[Start of Entries]

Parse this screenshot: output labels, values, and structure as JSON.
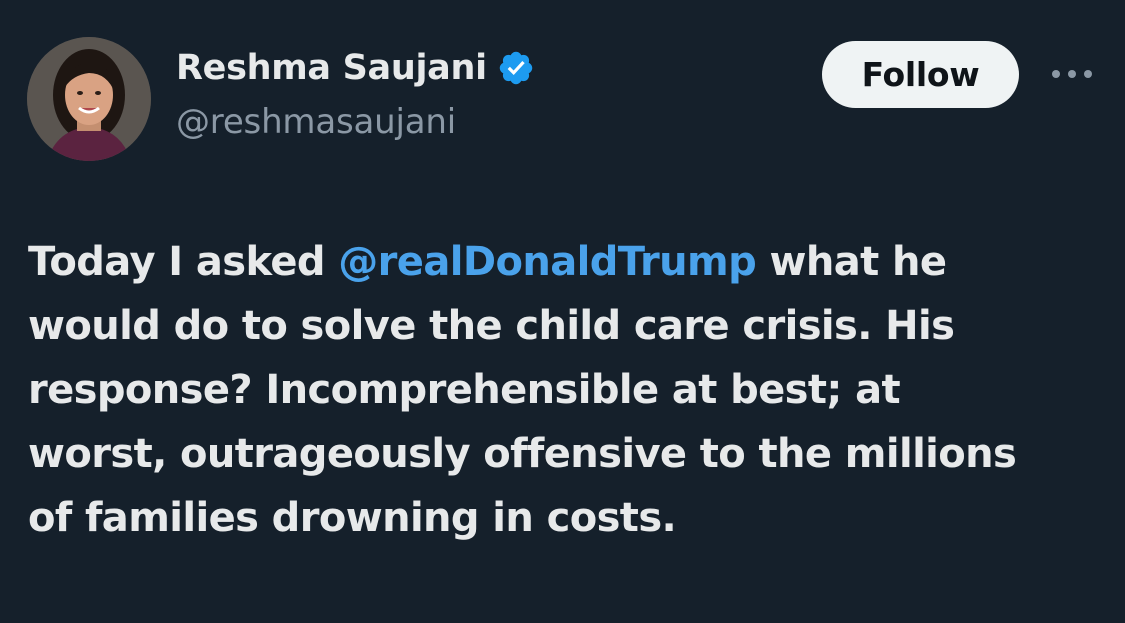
{
  "author": {
    "display_name": "Reshma Saujani",
    "handle": "@reshmasaujani",
    "verified": true,
    "verified_icon": "verified-badge-icon"
  },
  "actions": {
    "follow_label": "Follow",
    "more_icon": "more-options-icon"
  },
  "tweet": {
    "lines": [
      {
        "pre": "Today I asked ",
        "mention": "@realDonaldTrump",
        "post": " what he"
      },
      {
        "text": "would do to solve the child care crisis. His"
      },
      {
        "text": "response? Incomprehensible at best; at"
      },
      {
        "text": "worst, outrageously offensive to the millions"
      },
      {
        "text": "of families drowning in costs."
      }
    ]
  },
  "colors": {
    "background": "#15202b",
    "mention": "#4aa2eb",
    "handle": "#8b98a5",
    "verified": "#1d9bf0",
    "follow_button_bg": "#eff3f4"
  }
}
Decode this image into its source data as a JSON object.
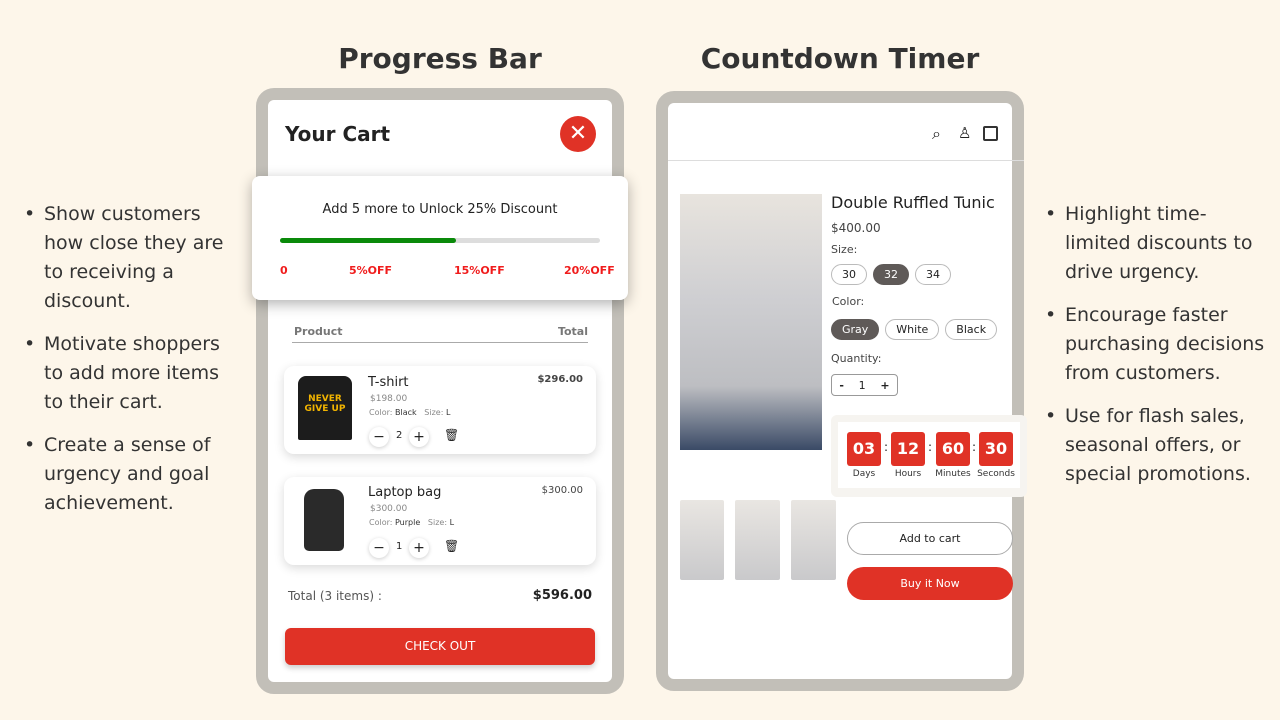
{
  "headings": {
    "left": "Progress Bar",
    "right": "Countdown Timer"
  },
  "left_bullets": [
    "Show customers how close they are to receiving a discount.",
    "Motivate shoppers to add more items to their cart.",
    "Create a sense of urgency and goal achievement."
  ],
  "right_bullets": [
    "Highlight time-limited discounts to drive urgency.",
    "Encourage faster purchasing decisions from customers.",
    "Use for flash sales, seasonal offers, or special promotions."
  ],
  "cart": {
    "title": "Your Cart",
    "progress": {
      "message": "Add 5 more to Unlock 25% Discount",
      "fill_percent": 55,
      "milestones": [
        "0",
        "5%OFF",
        "15%OFF",
        "20%OFF"
      ],
      "fill_color": "#0a8a0a"
    },
    "col_product": "Product",
    "col_total": "Total",
    "items": [
      {
        "name": "T-shirt",
        "price": "$198.00",
        "color_label": "Color:",
        "color": "Black",
        "size_label": "Size:",
        "size": "L",
        "qty": "2",
        "total": "$296.00",
        "image_text": "NEVER GIVE UP"
      },
      {
        "name": "Laptop bag",
        "price": "$300.00",
        "color_label": "Color:",
        "color": "Purple",
        "size_label": "Size:",
        "size": "L",
        "qty": "1",
        "total": "$300.00"
      }
    ],
    "total_label": "Total (3 items) :",
    "total_value": "$596.00",
    "checkout": "CHECK OUT",
    "accent": "#e03226"
  },
  "product": {
    "name": "Double Ruffled Tunic",
    "price": "$400.00",
    "size_label": "Size:",
    "sizes": [
      "30",
      "32",
      "34"
    ],
    "selected_size": "32",
    "color_label": "Color:",
    "colors": [
      "Gray",
      "White",
      "Black"
    ],
    "selected_color": "Gray",
    "qty_label": "Quantity:",
    "qty": "1",
    "minus": "-",
    "plus": "+",
    "timer": {
      "days": "03",
      "hours": "12",
      "minutes": "60",
      "seconds": "30",
      "days_label": "Days",
      "hours_label": "Hours",
      "minutes_label": "Minutes",
      "seconds_label": "Seconds"
    },
    "add_to_cart": "Add to cart",
    "buy_now": "Buy it Now"
  }
}
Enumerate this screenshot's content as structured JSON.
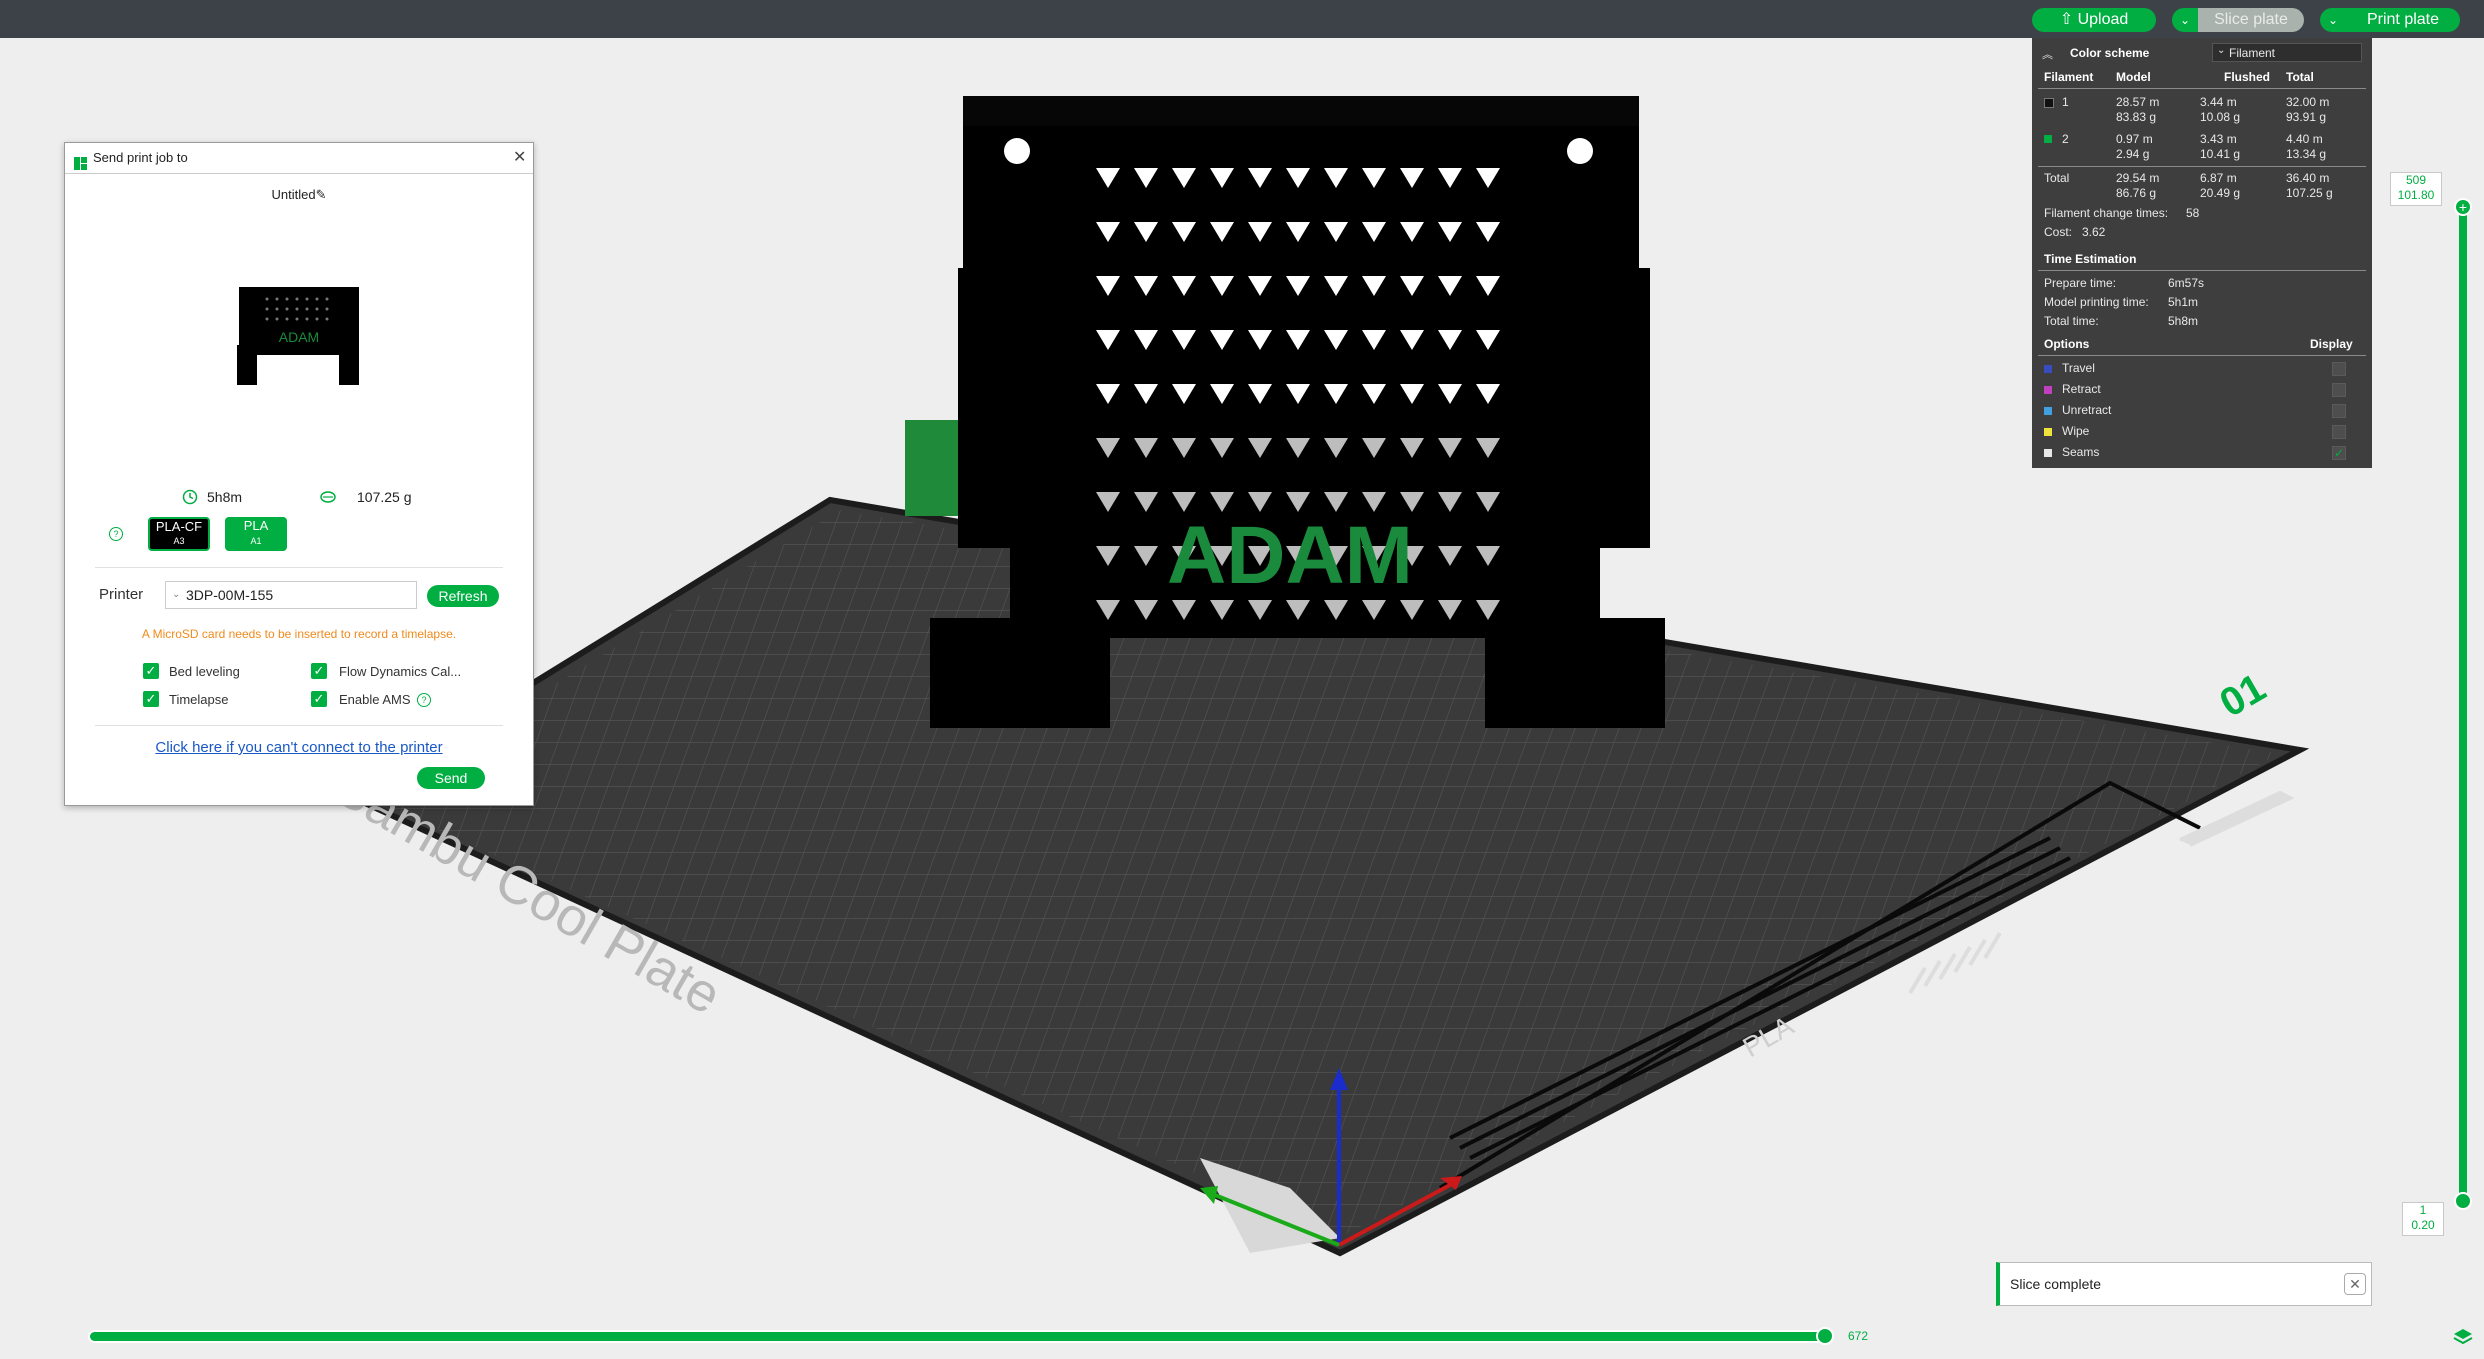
{
  "toolbar": {
    "upload_label": "Upload",
    "upload_icon": "upload-icon",
    "slice_label": "Slice plate",
    "print_label": "Print plate",
    "dropdown_glyph": "⌄"
  },
  "scene": {
    "model_text": "ADAM",
    "plate_text": "Bambu Cool Plate",
    "plate_number": "01",
    "plate_label": "PLA",
    "colors": {
      "model": "#000000",
      "accent": "#1a8a3c",
      "bed": "#3a3a3a",
      "grid": "#555555"
    }
  },
  "dialog": {
    "title": "Send print job to",
    "project_name": "Untitled",
    "preview_text": "ADAM",
    "time": "5h8m",
    "weight": "107.25 g",
    "help_glyph": "?",
    "filaments": [
      {
        "name": "PLA-CF",
        "slot": "A3",
        "color": "#000000"
      },
      {
        "name": "PLA",
        "slot": "A1",
        "color": "#00ae42"
      }
    ],
    "printer_label": "Printer",
    "printer_value": "3DP-00M-155",
    "refresh_label": "Refresh",
    "warning": "A MicroSD card needs to be inserted to record a timelapse.",
    "options": [
      {
        "label": "Bed leveling",
        "checked": true
      },
      {
        "label": "Flow Dynamics Cal...",
        "checked": true
      },
      {
        "label": "Timelapse",
        "checked": true
      },
      {
        "label": "Enable AMS",
        "checked": true
      }
    ],
    "connect_link": "Click here if you can't connect to the printer",
    "send_label": "Send",
    "close_glyph": "✕",
    "check_glyph": "✓",
    "edit_glyph": "✎"
  },
  "legend": {
    "color_scheme_label": "Color scheme",
    "scheme_value": "Filament",
    "columns": [
      "Filament",
      "Model",
      "Flushed",
      "Total"
    ],
    "rows": [
      {
        "id": "1",
        "color": "#111111",
        "model": [
          "28.57 m",
          "83.83 g"
        ],
        "flushed": [
          "3.44 m",
          "10.08 g"
        ],
        "total": [
          "32.00 m",
          "93.91 g"
        ]
      },
      {
        "id": "2",
        "color": "#00ae42",
        "model": [
          "0.97 m",
          "2.94 g"
        ],
        "flushed": [
          "3.43 m",
          "10.41 g"
        ],
        "total": [
          "4.40 m",
          "13.34 g"
        ]
      }
    ],
    "total_row": {
      "label": "Total",
      "model": [
        "29.54 m",
        "86.76 g"
      ],
      "flushed": [
        "6.87 m",
        "20.49 g"
      ],
      "total": [
        "36.40 m",
        "107.25 g"
      ]
    },
    "change_times_label": "Filament change times:",
    "change_times": "58",
    "cost_label": "Cost:",
    "cost": "3.62",
    "time_header": "Time Estimation",
    "times": [
      {
        "label": "Prepare time:",
        "value": "6m57s"
      },
      {
        "label": "Model printing time:",
        "value": "5h1m"
      },
      {
        "label": "Total time:",
        "value": "5h8m"
      }
    ],
    "options_header": "Options",
    "display_header": "Display",
    "options": [
      {
        "label": "Travel",
        "color": "#3b4cc0",
        "checked": false
      },
      {
        "label": "Retract",
        "color": "#c040c0",
        "checked": false
      },
      {
        "label": "Unretract",
        "color": "#40a0e0",
        "checked": false
      },
      {
        "label": "Wipe",
        "color": "#f0e040",
        "checked": false
      },
      {
        "label": "Seams",
        "color": "#e8e8e8",
        "checked": true
      }
    ]
  },
  "layers": {
    "top_layer": "509",
    "top_height": "101.80",
    "bottom_layer": "1",
    "bottom_height": "0.20",
    "move_value": "672"
  },
  "notification": {
    "text": "Slice complete"
  }
}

[End of Entries]

**Your instructions**
Retype each entry precisely. Skip images entirely.

**Result of this task**
Parse this screenshot: output labels, values, and structure as JSON.
{
  "author": {
    "display_name": "Reshma Saujani",
    "handle": "@reshmasaujani",
    "verified": true,
    "verified_icon": "verified-badge-icon"
  },
  "actions": {
    "follow_label": "Follow",
    "more_icon": "more-options-icon"
  },
  "tweet": {
    "lines": [
      {
        "pre": "Today I asked ",
        "mention": "@realDonaldTrump",
        "post": " what he"
      },
      {
        "text": "would do to solve the child care crisis. His"
      },
      {
        "text": "response? Incomprehensible at best; at"
      },
      {
        "text": "worst, outrageously offensive to the millions"
      },
      {
        "text": "of families drowning in costs."
      }
    ]
  },
  "colors": {
    "background": "#15202b",
    "mention": "#4aa2eb",
    "handle": "#8b98a5",
    "verified": "#1d9bf0",
    "follow_button_bg": "#eff3f4"
  }
}
Decode this image into its source data as a JSON object.
{
  "headings": {
    "left": "Progress Bar",
    "right": "Countdown Timer"
  },
  "left_bullets": [
    "Show customers how close they are to receiving a discount.",
    "Motivate shoppers to add more items to their cart.",
    "Create a sense of urgency and goal achievement."
  ],
  "right_bullets": [
    "Highlight time-limited discounts to drive urgency.",
    "Encourage faster purchasing decisions from customers.",
    "Use for flash sales, seasonal offers, or special promotions."
  ],
  "cart": {
    "title": "Your Cart",
    "progress": {
      "message": "Add 5 more to Unlock 25% Discount",
      "fill_percent": 55,
      "milestones": [
        "0",
        "5%OFF",
        "15%OFF",
        "20%OFF"
      ],
      "fill_color": "#0a8a0a"
    },
    "col_product": "Product",
    "col_total": "Total",
    "items": [
      {
        "name": "T-shirt",
        "price": "$198.00",
        "color_label": "Color:",
        "color": "Black",
        "size_label": "Size:",
        "size": "L",
        "qty": "2",
        "total": "$296.00",
        "image_text": "NEVER GIVE UP"
      },
      {
        "name": "Laptop bag",
        "price": "$300.00",
        "color_label": "Color:",
        "color": "Purple",
        "size_label": "Size:",
        "size": "L",
        "qty": "1",
        "total": "$300.00"
      }
    ],
    "total_label": "Total (3 items) :",
    "total_value": "$596.00",
    "checkout": "CHECK OUT",
    "accent": "#e03226"
  },
  "product": {
    "name": "Double Ruffled Tunic",
    "price": "$400.00",
    "size_label": "Size:",
    "sizes": [
      "30",
      "32",
      "34"
    ],
    "selected_size": "32",
    "color_label": "Color:",
    "colors": [
      "Gray",
      "White",
      "Black"
    ],
    "selected_color": "Gray",
    "qty_label": "Quantity:",
    "qty": "1",
    "minus": "-",
    "plus": "+",
    "timer": {
      "days": "03",
      "hours": "12",
      "minutes": "60",
      "seconds": "30",
      "days_label": "Days",
      "hours_label": "Hours",
      "minutes_label": "Minutes",
      "seconds_label": "Seconds"
    },
    "add_to_cart": "Add to cart",
    "buy_now": "Buy it Now"
  }
}
Enumerate this screenshot's content as structured JSON.
{
  "toolbar": {
    "upload_label": "Upload",
    "upload_icon": "upload-icon",
    "slice_label": "Slice plate",
    "print_label": "Print plate",
    "dropdown_glyph": "⌄"
  },
  "scene": {
    "model_text": "ADAM",
    "plate_text": "Bambu Cool Plate",
    "plate_number": "01",
    "plate_label": "PLA",
    "colors": {
      "model": "#000000",
      "accent": "#1a8a3c",
      "bed": "#3a3a3a",
      "grid": "#555555"
    }
  },
  "dialog": {
    "title": "Send print job to",
    "project_name": "Untitled",
    "preview_text": "ADAM",
    "time": "5h8m",
    "weight": "107.25 g",
    "help_glyph": "?",
    "filaments": [
      {
        "name": "PLA-CF",
        "slot": "A3",
        "color": "#000000"
      },
      {
        "name": "PLA",
        "slot": "A1",
        "color": "#00ae42"
      }
    ],
    "printer_label": "Printer",
    "printer_value": "3DP-00M-155",
    "refresh_label": "Refresh",
    "warning": "A MicroSD card needs to be inserted to record a timelapse.",
    "options": [
      {
        "label": "Bed leveling",
        "checked": true
      },
      {
        "label": "Flow Dynamics Cal...",
        "checked": true
      },
      {
        "label": "Timelapse",
        "checked": true
      },
      {
        "label": "Enable AMS",
        "checked": true
      }
    ],
    "connect_link": "Click here if you can't connect to the printer",
    "send_label": "Send",
    "close_glyph": "✕",
    "check_glyph": "✓",
    "edit_glyph": "✎"
  },
  "legend": {
    "color_scheme_label": "Color scheme",
    "scheme_value": "Filament",
    "columns": [
      "Filament",
      "Model",
      "Flushed",
      "Total"
    ],
    "rows": [
      {
        "id": "1",
        "color": "#111111",
        "model": [
          "28.57 m",
          "83.83 g"
        ],
        "flushed": [
          "3.44 m",
          "10.08 g"
        ],
        "total": [
          "32.00 m",
          "93.91 g"
        ]
      },
      {
        "id": "2",
        "color": "#00ae42",
        "model": [
          "0.97 m",
          "2.94 g"
        ],
        "flushed": [
          "3.43 m",
          "10.41 g"
        ],
        "total": [
          "4.40 m",
          "13.34 g"
        ]
      }
    ],
    "total_row": {
      "label": "Total",
      "model": [
        "29.54 m",
        "86.76 g"
      ],
      "flushed": [
        "6.87 m",
        "20.49 g"
      ],
      "total": [
        "36.40 m",
        "107.25 g"
      ]
    },
    "change_times_label": "Filament change times:",
    "change_times": "58",
    "cost_label": "Cost:",
    "cost": "3.62",
    "time_header": "Time Estimation",
    "times": [
      {
        "label": "Prepare time:",
        "value": "6m57s"
      },
      {
        "label": "Model printing time:",
        "value": "5h1m"
      },
      {
        "label": "Total time:",
        "value": "5h8m"
      }
    ],
    "options_header": "Options",
    "display_header": "Display",
    "options": [
      {
        "label": "Travel",
        "color": "#3b4cc0",
        "checked": false
      },
      {
        "label": "Retract",
        "color": "#c040c0",
        "checked": false
      },
      {
        "label": "Unretract",
        "color": "#40a0e0",
        "checked": false
      },
      {
        "label": "Wipe",
        "color": "#f0e040",
        "checked": false
      },
      {
        "label": "Seams",
        "color": "#e8e8e8",
        "checked": true
      }
    ]
  },
  "layers": {
    "top_layer": "509",
    "top_height": "101.80",
    "bottom_layer": "1",
    "bottom_height": "0.20",
    "move_value": "672"
  },
  "notification": {
    "text": "Slice complete"
  }
}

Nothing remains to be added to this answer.